### [Exercise requirements]
Every entry needs to be reproduced exactly.

### [Data extract]
+ + + +

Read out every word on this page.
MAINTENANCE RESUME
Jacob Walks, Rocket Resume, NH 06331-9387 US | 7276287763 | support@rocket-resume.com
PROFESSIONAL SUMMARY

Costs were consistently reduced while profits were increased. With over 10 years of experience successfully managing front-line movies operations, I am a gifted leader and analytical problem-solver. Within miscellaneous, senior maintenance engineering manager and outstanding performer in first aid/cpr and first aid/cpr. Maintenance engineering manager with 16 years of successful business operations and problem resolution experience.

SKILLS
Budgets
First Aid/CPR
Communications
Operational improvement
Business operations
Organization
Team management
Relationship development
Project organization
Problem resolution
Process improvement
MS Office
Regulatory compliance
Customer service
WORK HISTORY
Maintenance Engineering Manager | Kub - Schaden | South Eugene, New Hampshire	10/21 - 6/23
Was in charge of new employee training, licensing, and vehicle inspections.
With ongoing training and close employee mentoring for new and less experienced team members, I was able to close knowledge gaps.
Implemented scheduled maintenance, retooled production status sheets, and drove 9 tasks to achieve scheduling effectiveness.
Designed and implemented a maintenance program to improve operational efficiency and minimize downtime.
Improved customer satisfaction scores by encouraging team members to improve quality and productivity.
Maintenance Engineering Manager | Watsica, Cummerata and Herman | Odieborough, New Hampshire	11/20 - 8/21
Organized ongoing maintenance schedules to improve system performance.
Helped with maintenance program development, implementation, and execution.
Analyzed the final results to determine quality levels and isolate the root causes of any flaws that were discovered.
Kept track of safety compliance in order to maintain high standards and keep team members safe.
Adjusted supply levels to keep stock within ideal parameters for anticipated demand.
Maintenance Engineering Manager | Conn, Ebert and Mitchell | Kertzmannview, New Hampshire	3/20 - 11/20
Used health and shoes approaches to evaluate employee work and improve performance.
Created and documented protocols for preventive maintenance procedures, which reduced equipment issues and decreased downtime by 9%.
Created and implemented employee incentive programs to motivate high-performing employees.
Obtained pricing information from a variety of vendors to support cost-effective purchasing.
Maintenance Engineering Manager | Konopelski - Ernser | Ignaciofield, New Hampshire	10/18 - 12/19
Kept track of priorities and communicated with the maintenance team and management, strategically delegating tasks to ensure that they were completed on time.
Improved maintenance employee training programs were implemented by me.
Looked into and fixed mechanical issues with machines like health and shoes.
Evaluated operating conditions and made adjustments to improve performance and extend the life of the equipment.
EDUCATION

+ + + +

### [Answer to this task]
Read out every word on this page.
MAINTENANCE RESUME
Jacob Walks, Rocket Resume, NH 06331-9387 US | 7276287763 | support@rocket-resume.com
PROFESSIONAL SUMMARY

Costs were consistently reduced while profits were increased. With over 10 years of experience successfully managing front-line movies operations, I am a gifted leader and analytical problem-solver. Within miscellaneous, senior maintenance engineering manager and outstanding performer in first aid/cpr and first aid/cpr. Maintenance engineering manager with 16 years of successful business operations and problem resolution experience.

SKILLS
Budgets
First Aid/CPR
Communications
Operational improvement
Business operations
Organization
Team management
Relationship development
Project organization
Problem resolution
Process improvement
MS Office
Regulatory compliance
Customer service
WORK HISTORY
Maintenance Engineering Manager | Kub - Schaden | South Eugene, New Hampshire	10/21 - 6/23
Was in charge of new employee training, licensing, and vehicle inspections.
With ongoing training and close employee mentoring for new and less experienced team members, I was able to close knowledge gaps.
Implemented scheduled maintenance, retooled production status sheets, and drove 9 tasks to achieve scheduling effectiveness.
Designed and implemented a maintenance program to improve operational efficiency and minimize downtime.
Improved customer satisfaction scores by encouraging team members to improve quality and productivity.
Maintenance Engineering Manager | Watsica, Cummerata and Herman | Odieborough, New Hampshire	11/20 - 8/21
Organized ongoing maintenance schedules to improve system performance.
Helped with maintenance program development, implementation, and execution.
Analyzed the final results to determine quality levels and isolate the root causes of any flaws that were discovered.
Kept track of safety compliance in order to maintain high standards and keep team members safe.
Adjusted supply levels to keep stock within ideal parameters for anticipated demand.
Maintenance Engineering Manager | Conn, Ebert and Mitchell | Kertzmannview, New Hampshire	3/20 - 11/20
Used health and shoes approaches to evaluate employee work and improve performance.
Created and documented protocols for preventive maintenance procedures, which reduced equipment issues and decreased downtime by 9%.
Created and implemented employee incentive programs to motivate high-performing employees.
Obtained pricing information from a variety of vendors to support cost-effective purchasing.
Maintenance Engineering Manager | Konopelski - Ernser | Ignaciofield, New Hampshire	10/18 - 12/19
Kept track of priorities and communicated with the maintenance team and management, strategically delegating tasks to ensure that they were completed on time.
Improved maintenance employee training programs were implemented by me.
Looked into and fixed mechanical issues with machines like health and shoes.
Evaluated operating conditions and made adjustments to improve performance and extend the life of the equipment.
EDUCATION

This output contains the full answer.